What the task requires:
Search the material for the string "this", then return every line where it is found.

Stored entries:
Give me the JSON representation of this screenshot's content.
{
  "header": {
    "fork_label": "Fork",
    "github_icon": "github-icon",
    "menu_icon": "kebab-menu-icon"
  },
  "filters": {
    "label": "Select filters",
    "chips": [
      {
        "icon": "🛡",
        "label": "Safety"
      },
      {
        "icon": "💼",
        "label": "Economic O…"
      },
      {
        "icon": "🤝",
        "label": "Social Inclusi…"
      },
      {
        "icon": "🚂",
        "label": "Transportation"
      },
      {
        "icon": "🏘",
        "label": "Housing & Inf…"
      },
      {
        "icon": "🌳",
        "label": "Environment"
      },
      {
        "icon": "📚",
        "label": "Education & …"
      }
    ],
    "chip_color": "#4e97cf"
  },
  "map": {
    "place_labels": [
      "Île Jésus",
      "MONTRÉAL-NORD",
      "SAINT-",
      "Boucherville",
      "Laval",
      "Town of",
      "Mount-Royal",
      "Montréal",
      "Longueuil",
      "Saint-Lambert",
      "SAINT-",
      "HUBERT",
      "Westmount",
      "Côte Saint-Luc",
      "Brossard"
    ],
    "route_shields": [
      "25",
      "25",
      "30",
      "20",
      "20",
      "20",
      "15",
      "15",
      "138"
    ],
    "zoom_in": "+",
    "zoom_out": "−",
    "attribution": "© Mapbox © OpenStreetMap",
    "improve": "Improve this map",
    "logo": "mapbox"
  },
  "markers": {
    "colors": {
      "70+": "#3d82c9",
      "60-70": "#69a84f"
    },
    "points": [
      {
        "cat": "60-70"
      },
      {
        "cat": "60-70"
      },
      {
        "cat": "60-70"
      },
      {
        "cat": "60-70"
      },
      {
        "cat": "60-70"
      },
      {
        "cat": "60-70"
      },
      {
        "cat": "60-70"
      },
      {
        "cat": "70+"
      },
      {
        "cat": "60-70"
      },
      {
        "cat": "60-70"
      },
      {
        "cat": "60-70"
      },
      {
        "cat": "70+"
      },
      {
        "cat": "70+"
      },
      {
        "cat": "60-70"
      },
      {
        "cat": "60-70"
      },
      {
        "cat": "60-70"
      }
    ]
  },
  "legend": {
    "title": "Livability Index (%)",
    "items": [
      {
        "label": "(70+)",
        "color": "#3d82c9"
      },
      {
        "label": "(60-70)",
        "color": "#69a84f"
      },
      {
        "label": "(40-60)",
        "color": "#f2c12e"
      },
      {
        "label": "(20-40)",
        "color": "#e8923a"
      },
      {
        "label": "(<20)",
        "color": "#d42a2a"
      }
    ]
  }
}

Task response:
Give me the JSON representation of this screenshot's content.
    "improve": "Improve this map",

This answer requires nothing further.